Exercise objective. Using the listing below, report all lines holding the word "числа".

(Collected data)
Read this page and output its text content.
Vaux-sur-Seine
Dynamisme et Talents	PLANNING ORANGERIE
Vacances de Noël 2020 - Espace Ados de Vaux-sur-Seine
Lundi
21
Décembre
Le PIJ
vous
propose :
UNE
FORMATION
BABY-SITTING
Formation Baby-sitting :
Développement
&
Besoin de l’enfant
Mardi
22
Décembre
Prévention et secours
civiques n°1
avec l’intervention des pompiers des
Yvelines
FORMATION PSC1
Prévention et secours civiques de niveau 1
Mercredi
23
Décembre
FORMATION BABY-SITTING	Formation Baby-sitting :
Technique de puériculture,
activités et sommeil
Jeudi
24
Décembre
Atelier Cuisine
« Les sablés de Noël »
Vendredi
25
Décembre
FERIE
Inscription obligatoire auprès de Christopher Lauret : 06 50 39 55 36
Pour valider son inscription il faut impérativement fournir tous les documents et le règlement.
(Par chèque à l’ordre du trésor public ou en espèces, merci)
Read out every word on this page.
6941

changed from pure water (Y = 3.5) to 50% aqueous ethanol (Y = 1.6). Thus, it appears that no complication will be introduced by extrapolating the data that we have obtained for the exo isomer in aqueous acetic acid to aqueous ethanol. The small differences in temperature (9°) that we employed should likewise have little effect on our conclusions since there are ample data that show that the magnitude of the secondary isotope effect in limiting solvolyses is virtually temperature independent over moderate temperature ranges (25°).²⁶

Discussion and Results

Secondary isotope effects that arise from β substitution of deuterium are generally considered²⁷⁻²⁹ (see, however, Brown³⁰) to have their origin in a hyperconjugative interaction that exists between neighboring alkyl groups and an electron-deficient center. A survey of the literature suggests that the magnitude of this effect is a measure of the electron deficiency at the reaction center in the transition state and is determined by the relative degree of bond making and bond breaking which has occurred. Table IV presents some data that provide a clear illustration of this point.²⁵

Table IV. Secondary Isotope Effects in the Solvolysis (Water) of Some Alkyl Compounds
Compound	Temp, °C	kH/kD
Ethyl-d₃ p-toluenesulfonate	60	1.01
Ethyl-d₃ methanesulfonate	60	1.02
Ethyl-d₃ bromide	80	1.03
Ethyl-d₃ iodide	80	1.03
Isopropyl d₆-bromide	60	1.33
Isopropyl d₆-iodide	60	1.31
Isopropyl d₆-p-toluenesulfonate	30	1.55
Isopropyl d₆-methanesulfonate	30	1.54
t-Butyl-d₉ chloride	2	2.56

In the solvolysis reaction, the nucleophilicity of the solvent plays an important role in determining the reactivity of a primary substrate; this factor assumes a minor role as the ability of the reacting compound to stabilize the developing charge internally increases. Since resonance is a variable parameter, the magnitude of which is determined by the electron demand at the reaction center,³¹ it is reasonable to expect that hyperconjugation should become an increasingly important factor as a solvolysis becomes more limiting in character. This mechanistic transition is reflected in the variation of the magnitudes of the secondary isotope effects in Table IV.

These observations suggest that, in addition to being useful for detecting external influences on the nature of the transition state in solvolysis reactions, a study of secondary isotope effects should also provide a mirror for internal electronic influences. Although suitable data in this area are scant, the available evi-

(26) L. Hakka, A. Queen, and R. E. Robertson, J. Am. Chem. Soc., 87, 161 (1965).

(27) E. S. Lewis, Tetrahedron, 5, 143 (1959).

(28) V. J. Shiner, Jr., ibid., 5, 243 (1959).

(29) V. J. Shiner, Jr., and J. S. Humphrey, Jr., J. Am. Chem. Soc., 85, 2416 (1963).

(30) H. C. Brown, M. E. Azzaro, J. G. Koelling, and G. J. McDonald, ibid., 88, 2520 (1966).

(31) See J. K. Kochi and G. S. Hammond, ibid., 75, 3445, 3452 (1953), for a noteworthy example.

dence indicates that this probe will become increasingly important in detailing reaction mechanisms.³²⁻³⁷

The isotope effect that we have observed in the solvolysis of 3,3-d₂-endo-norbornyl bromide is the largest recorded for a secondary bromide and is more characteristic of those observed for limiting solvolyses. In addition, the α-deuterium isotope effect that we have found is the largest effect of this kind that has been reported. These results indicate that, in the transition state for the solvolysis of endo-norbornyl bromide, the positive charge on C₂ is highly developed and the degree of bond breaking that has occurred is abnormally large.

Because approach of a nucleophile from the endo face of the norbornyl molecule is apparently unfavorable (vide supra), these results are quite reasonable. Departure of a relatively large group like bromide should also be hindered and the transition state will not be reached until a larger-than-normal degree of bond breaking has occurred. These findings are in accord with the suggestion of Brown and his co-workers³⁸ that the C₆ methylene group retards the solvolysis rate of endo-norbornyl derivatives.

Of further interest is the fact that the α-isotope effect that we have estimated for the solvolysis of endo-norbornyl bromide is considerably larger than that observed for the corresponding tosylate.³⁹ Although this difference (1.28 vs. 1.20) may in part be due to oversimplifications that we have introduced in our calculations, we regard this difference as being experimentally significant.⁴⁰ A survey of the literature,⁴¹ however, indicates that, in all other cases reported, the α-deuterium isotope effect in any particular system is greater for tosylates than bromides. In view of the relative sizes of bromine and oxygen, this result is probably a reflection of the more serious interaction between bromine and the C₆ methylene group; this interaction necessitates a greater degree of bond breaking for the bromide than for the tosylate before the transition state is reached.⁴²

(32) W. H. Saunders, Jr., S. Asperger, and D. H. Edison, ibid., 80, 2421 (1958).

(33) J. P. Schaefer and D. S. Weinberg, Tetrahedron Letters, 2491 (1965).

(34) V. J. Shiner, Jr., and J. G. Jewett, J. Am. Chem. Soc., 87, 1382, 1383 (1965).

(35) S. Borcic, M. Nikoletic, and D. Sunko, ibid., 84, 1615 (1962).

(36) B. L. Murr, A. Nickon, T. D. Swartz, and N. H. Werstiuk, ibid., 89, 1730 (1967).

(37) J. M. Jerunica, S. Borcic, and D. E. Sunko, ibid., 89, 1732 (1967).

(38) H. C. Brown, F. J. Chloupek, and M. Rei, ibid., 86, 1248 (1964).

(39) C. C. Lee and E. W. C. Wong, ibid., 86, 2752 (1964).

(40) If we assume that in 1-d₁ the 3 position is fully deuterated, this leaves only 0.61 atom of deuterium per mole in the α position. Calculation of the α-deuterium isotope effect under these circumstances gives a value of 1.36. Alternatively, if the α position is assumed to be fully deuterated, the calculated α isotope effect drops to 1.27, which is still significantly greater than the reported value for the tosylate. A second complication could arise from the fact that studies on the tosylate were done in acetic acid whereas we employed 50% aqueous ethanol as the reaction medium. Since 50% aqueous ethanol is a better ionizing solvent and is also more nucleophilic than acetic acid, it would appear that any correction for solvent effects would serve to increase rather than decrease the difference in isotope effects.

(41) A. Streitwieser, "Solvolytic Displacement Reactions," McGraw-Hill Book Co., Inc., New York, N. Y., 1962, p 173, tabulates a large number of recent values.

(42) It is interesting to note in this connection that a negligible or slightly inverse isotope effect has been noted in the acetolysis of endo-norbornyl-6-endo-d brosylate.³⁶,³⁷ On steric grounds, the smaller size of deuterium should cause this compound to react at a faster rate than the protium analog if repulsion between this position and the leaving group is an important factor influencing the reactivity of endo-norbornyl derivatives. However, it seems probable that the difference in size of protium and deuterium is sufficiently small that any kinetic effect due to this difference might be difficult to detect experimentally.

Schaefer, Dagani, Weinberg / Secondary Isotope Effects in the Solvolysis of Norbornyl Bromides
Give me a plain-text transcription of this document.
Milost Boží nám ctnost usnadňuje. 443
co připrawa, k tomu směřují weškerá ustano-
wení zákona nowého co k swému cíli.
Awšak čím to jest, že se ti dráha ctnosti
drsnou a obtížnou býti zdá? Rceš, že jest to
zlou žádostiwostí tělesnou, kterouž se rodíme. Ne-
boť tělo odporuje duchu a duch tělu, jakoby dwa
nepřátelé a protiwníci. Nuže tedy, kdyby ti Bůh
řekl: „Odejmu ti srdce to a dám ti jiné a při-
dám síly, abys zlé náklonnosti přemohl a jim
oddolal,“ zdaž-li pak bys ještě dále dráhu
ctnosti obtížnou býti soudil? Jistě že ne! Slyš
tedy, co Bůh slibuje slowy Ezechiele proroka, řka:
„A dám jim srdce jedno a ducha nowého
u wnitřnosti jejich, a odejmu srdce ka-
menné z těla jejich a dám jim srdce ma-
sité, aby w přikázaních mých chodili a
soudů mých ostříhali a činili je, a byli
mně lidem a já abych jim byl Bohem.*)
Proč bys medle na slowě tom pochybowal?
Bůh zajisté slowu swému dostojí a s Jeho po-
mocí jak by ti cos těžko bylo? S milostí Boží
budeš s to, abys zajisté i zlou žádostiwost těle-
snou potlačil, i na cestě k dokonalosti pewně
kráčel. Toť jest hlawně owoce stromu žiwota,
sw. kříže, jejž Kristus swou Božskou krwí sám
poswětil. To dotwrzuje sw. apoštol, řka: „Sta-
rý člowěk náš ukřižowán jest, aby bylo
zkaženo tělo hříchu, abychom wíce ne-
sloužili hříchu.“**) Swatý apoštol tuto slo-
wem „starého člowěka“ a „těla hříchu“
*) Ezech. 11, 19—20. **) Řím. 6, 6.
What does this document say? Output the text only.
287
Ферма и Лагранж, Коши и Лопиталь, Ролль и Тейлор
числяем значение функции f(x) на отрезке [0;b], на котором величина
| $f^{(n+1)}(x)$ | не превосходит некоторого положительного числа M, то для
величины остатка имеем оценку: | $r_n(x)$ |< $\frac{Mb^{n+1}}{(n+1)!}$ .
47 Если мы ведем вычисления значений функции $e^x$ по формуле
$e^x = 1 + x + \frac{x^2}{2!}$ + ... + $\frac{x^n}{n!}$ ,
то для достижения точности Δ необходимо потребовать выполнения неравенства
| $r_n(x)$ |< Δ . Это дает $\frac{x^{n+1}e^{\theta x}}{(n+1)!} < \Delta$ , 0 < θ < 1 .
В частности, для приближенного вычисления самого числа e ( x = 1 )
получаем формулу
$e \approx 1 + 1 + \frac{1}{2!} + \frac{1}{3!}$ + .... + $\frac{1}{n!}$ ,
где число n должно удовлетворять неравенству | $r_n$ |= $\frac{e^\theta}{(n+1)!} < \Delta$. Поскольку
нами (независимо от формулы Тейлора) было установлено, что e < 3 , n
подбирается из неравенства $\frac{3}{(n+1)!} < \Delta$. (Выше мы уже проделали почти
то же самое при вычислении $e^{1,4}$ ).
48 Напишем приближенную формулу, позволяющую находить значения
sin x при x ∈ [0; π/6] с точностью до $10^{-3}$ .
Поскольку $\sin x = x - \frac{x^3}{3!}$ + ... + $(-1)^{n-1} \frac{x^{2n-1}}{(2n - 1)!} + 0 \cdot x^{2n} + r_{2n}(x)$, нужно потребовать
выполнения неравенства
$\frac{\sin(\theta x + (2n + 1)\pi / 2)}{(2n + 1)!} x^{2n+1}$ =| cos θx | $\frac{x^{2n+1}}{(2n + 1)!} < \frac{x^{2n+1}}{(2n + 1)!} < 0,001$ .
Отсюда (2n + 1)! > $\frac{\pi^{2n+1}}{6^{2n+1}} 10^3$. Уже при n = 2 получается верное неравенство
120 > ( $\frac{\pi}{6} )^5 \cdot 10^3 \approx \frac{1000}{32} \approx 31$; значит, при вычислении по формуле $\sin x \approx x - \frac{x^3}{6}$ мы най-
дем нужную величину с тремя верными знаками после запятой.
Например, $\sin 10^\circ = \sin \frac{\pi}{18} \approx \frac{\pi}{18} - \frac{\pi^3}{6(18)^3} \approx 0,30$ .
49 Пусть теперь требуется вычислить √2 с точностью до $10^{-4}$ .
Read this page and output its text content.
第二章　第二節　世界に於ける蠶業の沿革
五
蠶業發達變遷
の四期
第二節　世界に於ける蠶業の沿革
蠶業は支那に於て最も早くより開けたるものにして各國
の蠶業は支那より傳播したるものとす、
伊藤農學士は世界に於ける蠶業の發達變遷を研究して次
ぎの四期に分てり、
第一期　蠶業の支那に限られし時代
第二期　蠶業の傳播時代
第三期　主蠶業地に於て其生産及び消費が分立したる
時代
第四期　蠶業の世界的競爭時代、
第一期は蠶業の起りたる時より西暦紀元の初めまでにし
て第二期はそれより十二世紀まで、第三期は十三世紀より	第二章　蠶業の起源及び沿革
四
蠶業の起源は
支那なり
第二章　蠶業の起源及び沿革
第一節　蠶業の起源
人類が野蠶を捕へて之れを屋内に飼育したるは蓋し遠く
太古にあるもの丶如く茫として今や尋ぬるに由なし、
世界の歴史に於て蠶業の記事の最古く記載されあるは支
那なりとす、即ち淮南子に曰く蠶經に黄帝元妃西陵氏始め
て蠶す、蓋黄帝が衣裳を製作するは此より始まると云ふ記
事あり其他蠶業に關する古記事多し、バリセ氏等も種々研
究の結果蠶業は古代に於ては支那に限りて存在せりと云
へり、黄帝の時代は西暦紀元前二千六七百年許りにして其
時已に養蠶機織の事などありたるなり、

Completed task.
| $f^{(n+1)}(x)$ | не превосходит некоторого положительного числа M, то для
В частности, для приближенного вычисления самого числа e ( x = 1 )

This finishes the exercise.